(DESCRIPTION OF THE TASK): Every record below should be printed exactly as given.

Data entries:
━━━━━━

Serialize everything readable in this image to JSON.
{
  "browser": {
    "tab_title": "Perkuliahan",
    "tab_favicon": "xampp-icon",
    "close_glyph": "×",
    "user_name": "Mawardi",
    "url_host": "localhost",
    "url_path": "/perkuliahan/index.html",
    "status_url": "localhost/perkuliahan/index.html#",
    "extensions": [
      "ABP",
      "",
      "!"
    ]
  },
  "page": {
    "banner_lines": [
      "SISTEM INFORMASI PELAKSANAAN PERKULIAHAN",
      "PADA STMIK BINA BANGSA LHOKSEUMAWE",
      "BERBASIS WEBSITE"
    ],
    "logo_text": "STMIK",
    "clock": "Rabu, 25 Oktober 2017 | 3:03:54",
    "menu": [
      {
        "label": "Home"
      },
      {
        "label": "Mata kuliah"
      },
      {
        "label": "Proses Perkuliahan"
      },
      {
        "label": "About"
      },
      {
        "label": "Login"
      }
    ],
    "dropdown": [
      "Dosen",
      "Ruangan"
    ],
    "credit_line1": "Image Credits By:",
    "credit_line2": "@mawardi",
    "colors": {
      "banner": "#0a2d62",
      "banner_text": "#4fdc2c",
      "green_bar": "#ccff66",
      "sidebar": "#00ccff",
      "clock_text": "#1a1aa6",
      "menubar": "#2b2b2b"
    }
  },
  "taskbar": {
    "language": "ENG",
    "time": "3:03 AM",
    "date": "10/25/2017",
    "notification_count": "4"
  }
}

━━━━━━

(RESULT OF THIS EXERCISE):
Serialize everything readable in this image to JSON.
{
  "browser": {
    "tab_title": "Perkuliahan",
    "tab_favicon": "xampp-icon",
    "close_glyph": "×",
    "user_name": "Mawardi",
    "url_host": "localhost",
    "url_path": "/perkuliahan/index.html",
    "status_url": "localhost/perkuliahan/index.html#",
    "extensions": [
      "ABP",
      "",
      "!"
    ]
  },
  "page": {
    "banner_lines": [
      "SISTEM INFORMASI PELAKSANAAN PERKULIAHAN",
      "PADA STMIK BINA BANGSA LHOKSEUMAWE",
      "BERBASIS WEBSITE"
    ],
    "logo_text": "STMIK",
    "clock": "Rabu, 25 Oktober 2017 | 3:03:54",
    "menu": [
      {
        "label": "Home"
      },
      {
        "label": "Mata kuliah"
      },
      {
        "label": "Proses Perkuliahan"
      },
      {
        "label": "About"
      },
      {
        "label": "Login"
      }
    ],
    "dropdown": [
      "Dosen",
      "Ruangan"
    ],
    "credit_line1": "Image Credits By:",
    "credit_line2": "@mawardi",
    "colors": {
      "banner": "#0a2d62",
      "banner_text": "#4fdc2c",
      "green_bar": "#ccff66",
      "sidebar": "#00ccff",
      "clock_text": "#1a1aa6",
      "menubar": "#2b2b2b"
    }
  },
  "taskbar": {
    "language": "ENG",
    "time": "3:03 AM",
    "date": "10/25/2017",
    "notification_count": "4"
  }
}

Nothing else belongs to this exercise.